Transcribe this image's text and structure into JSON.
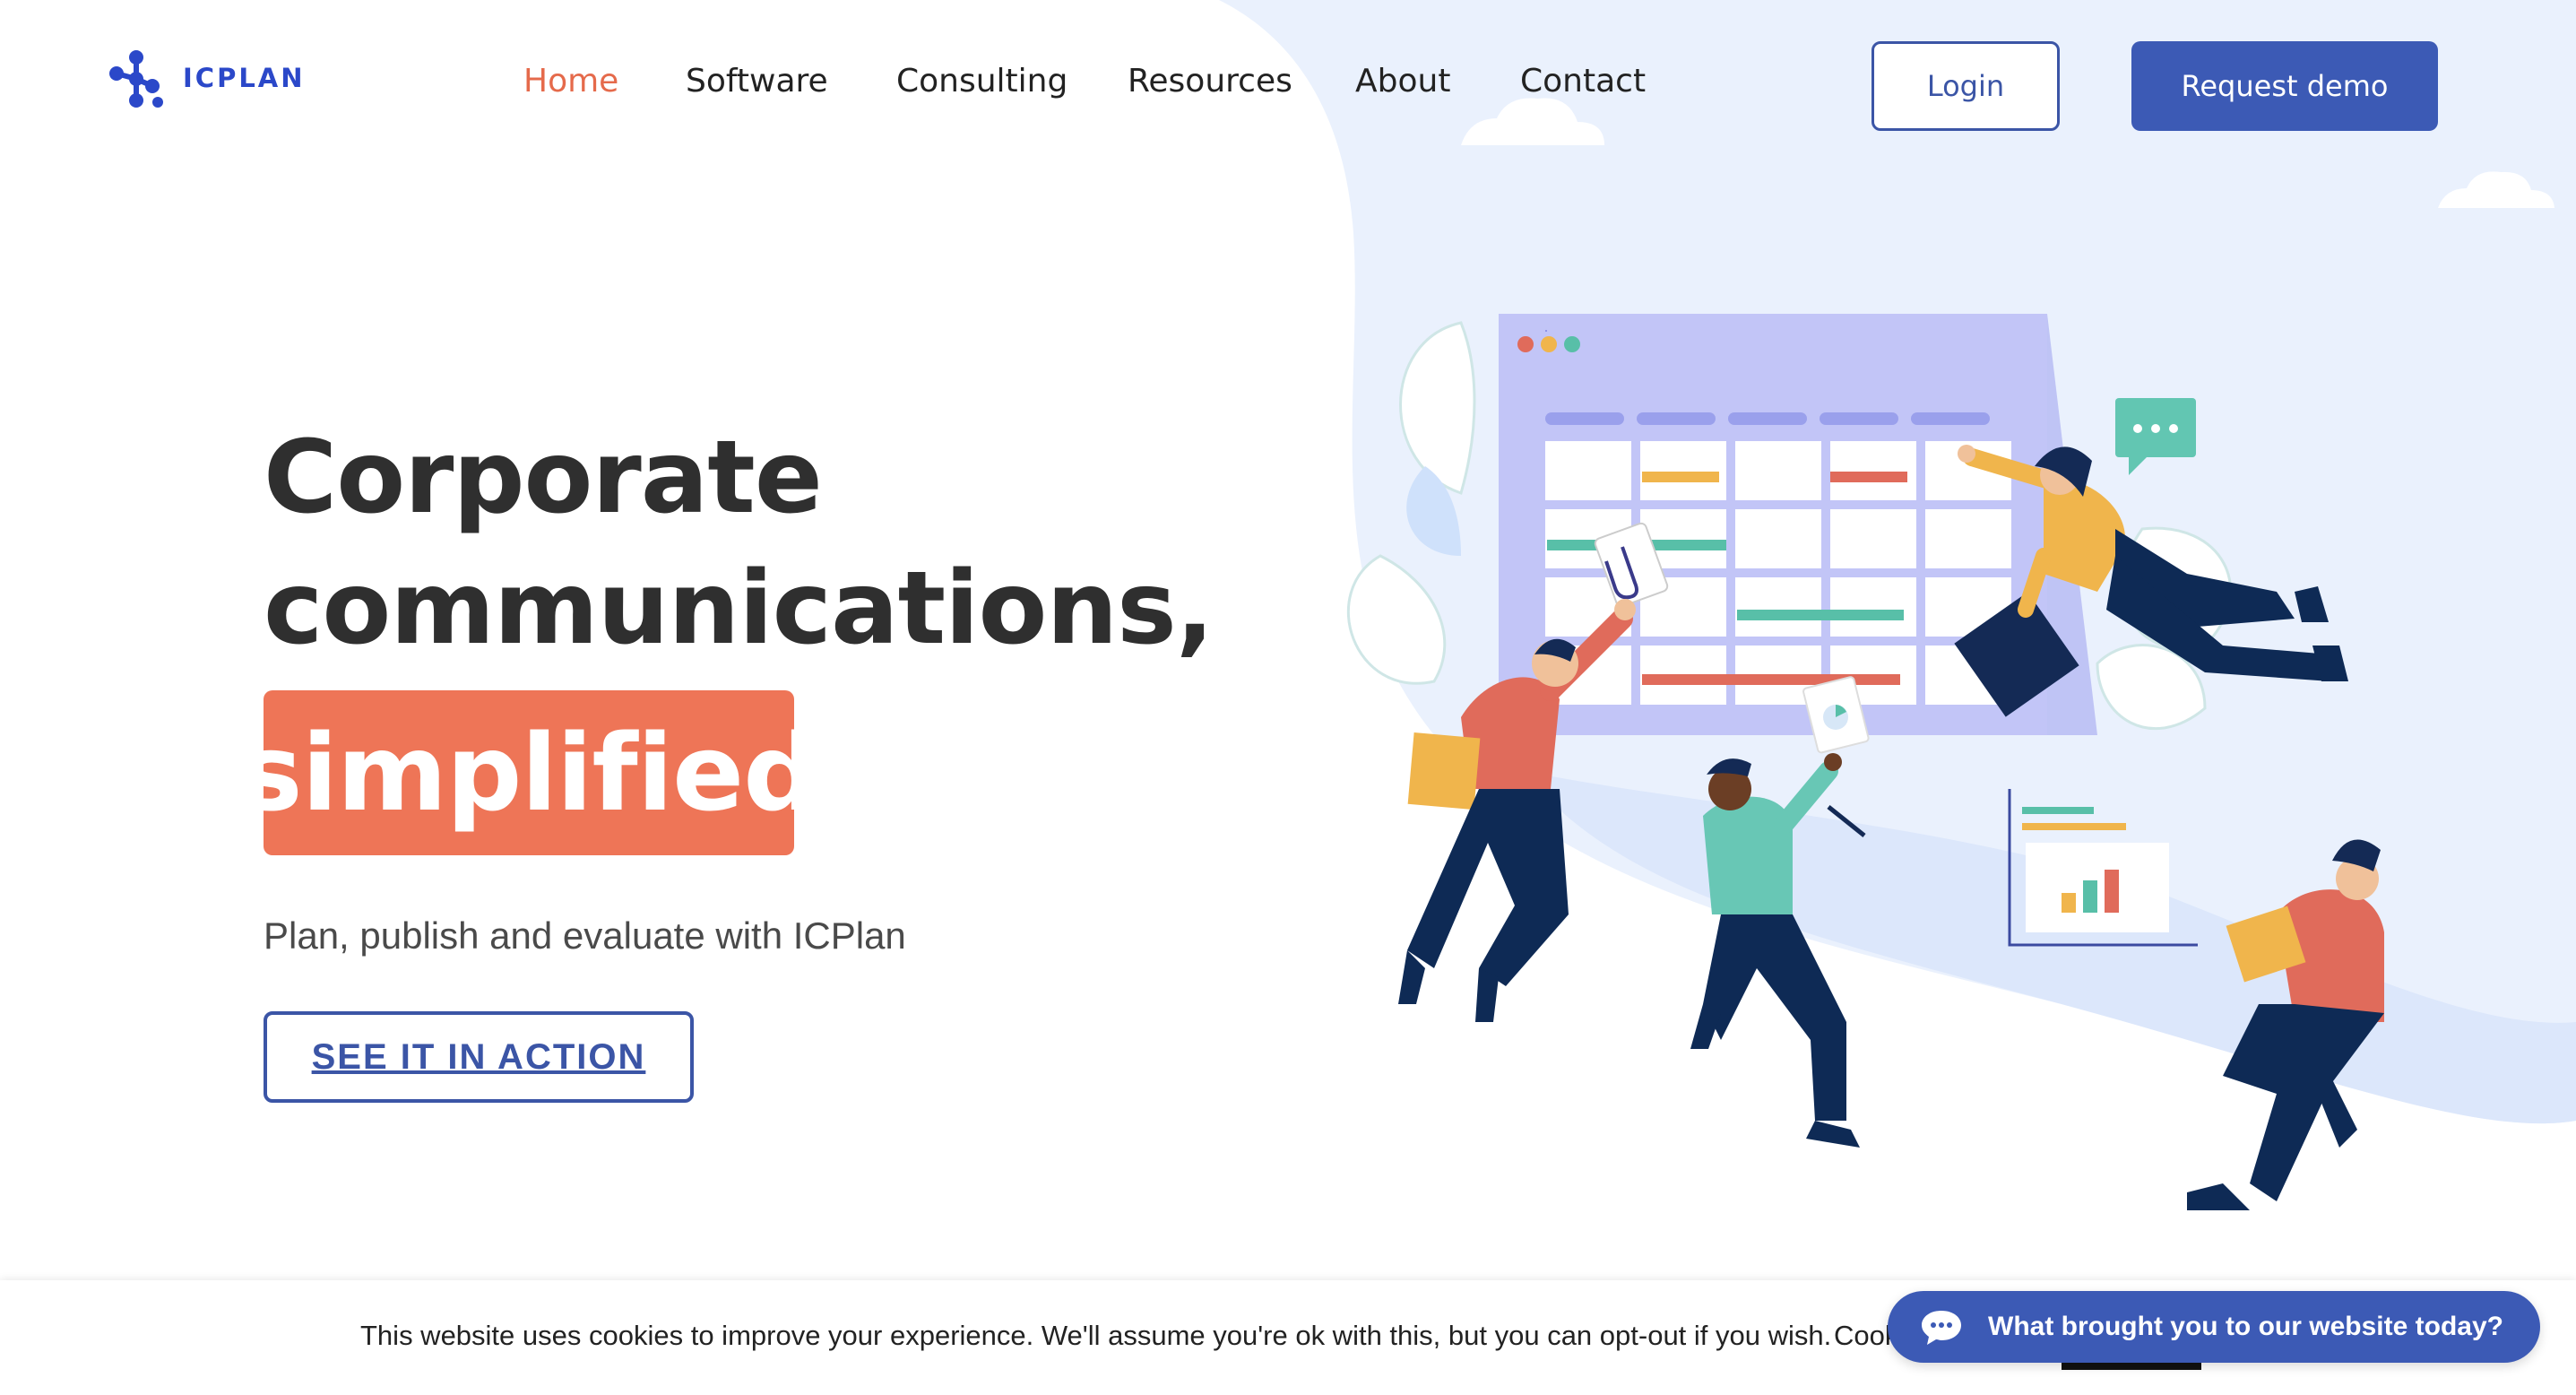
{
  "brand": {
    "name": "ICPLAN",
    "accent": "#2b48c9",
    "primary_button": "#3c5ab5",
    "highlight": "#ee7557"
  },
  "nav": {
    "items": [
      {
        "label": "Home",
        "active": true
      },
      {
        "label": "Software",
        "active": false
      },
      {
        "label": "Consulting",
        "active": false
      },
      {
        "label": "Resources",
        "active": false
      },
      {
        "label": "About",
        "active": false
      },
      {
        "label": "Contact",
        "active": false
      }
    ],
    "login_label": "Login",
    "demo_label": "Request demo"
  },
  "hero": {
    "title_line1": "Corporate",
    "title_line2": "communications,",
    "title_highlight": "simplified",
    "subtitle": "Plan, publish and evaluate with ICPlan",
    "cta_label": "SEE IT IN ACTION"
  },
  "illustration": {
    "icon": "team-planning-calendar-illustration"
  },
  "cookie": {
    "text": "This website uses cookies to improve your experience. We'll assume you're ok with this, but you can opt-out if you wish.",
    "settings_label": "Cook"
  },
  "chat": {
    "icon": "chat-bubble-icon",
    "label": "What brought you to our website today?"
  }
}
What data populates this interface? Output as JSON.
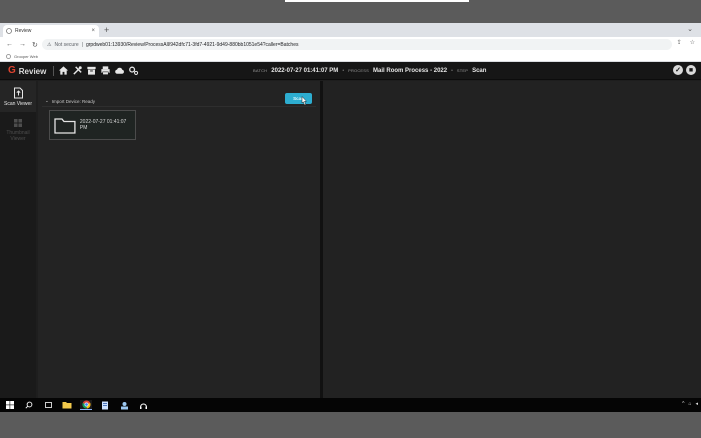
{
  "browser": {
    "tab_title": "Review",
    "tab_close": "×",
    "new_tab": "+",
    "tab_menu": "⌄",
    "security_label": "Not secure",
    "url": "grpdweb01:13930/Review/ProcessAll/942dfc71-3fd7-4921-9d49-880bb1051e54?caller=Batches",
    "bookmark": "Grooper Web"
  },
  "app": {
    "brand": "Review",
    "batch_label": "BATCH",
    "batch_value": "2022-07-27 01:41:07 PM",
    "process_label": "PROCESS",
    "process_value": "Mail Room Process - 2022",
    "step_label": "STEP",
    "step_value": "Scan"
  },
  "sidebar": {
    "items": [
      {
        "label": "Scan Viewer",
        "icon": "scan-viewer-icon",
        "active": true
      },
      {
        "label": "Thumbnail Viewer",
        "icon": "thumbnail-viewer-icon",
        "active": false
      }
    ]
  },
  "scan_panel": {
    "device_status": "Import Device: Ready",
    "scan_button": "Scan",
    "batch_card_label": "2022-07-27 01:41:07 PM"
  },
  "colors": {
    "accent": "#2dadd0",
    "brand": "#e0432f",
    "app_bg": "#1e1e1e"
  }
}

## [Do this]
Print each of the records above exactly as written, leaving no picture in the copy.

## [Complete answer]
Transcribe this image's text and structure into JSON.
{
  "brand": {
    "name": "ICPLAN",
    "accent": "#2b48c9",
    "primary_button": "#3c5ab5",
    "highlight": "#ee7557"
  },
  "nav": {
    "items": [
      {
        "label": "Home",
        "active": true
      },
      {
        "label": "Software",
        "active": false
      },
      {
        "label": "Consulting",
        "active": false
      },
      {
        "label": "Resources",
        "active": false
      },
      {
        "label": "About",
        "active": false
      },
      {
        "label": "Contact",
        "active": false
      }
    ],
    "login_label": "Login",
    "demo_label": "Request demo"
  },
  "hero": {
    "title_line1": "Corporate",
    "title_line2": "communications,",
    "title_highlight": "simplified",
    "subtitle": "Plan, publish and evaluate with ICPlan",
    "cta_label": "SEE IT IN ACTION"
  },
  "illustration": {
    "icon": "team-planning-calendar-illustration"
  },
  "cookie": {
    "text": "This website uses cookies to improve your experience. We'll assume you're ok with this, but you can opt-out if you wish.",
    "settings_label": "Cook"
  },
  "chat": {
    "icon": "chat-bubble-icon",
    "label": "What brought you to our website today?"
  }
}
What data populates this interface? Output as JSON.
{
  "browser": {
    "tab_title": "Review",
    "tab_close": "×",
    "new_tab": "+",
    "tab_menu": "⌄",
    "security_label": "Not secure",
    "url": "grpdweb01:13930/Review/ProcessAll/942dfc71-3fd7-4921-9d49-880bb1051e54?caller=Batches",
    "bookmark": "Grooper Web"
  },
  "app": {
    "brand": "Review",
    "batch_label": "BATCH",
    "batch_value": "2022-07-27 01:41:07 PM",
    "process_label": "PROCESS",
    "process_value": "Mail Room Process - 2022",
    "step_label": "STEP",
    "step_value": "Scan"
  },
  "sidebar": {
    "items": [
      {
        "label": "Scan Viewer",
        "icon": "scan-viewer-icon",
        "active": true
      },
      {
        "label": "Thumbnail Viewer",
        "icon": "thumbnail-viewer-icon",
        "active": false
      }
    ]
  },
  "scan_panel": {
    "device_status": "Import Device: Ready",
    "scan_button": "Scan",
    "batch_card_label": "2022-07-27 01:41:07 PM"
  },
  "colors": {
    "accent": "#2dadd0",
    "brand": "#e0432f",
    "app_bg": "#1e1e1e"
  }
}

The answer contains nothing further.